THE EXERCISE
For each line in the data below that holds "Gear", return a copy.

[Dataset entries]
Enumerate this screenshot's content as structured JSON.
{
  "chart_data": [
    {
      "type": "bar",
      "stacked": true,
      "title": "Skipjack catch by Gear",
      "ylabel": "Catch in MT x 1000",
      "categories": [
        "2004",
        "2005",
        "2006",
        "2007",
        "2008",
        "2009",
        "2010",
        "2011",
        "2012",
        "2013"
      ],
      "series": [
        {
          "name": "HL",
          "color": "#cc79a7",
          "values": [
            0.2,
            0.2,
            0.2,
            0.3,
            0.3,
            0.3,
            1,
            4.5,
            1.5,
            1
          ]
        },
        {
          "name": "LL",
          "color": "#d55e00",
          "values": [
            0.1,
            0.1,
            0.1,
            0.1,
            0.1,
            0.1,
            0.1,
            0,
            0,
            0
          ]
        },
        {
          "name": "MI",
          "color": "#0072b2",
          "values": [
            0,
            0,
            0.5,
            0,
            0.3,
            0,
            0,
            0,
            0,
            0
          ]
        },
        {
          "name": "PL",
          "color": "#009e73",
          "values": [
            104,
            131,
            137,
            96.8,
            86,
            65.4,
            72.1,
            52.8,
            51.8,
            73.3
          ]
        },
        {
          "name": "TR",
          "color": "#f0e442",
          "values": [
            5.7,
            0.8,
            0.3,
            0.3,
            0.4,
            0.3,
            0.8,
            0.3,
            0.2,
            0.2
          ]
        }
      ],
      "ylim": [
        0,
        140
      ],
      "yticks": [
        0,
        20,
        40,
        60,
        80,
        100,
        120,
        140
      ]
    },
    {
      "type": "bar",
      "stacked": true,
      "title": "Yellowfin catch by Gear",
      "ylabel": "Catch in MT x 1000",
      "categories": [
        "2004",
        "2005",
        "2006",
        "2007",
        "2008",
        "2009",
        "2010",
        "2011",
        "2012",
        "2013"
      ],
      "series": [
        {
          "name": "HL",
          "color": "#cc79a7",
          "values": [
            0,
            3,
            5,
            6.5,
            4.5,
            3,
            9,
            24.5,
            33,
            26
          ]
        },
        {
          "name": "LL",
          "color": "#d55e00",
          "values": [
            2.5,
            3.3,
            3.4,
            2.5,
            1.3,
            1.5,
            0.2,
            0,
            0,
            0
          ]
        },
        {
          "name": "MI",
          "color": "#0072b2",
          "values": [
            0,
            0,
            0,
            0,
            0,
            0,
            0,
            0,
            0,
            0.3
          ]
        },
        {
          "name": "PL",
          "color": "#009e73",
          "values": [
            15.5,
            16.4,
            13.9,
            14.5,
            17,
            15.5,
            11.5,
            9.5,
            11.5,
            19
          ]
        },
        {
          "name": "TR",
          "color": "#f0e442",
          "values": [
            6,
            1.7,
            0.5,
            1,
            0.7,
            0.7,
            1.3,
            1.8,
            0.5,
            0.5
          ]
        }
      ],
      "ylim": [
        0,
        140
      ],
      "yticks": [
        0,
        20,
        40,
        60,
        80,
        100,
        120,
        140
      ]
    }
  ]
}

WRITTEN ANSWER
      "title": "Skipjack catch by Gear",
      "title": "Yellowfin catch by Gear",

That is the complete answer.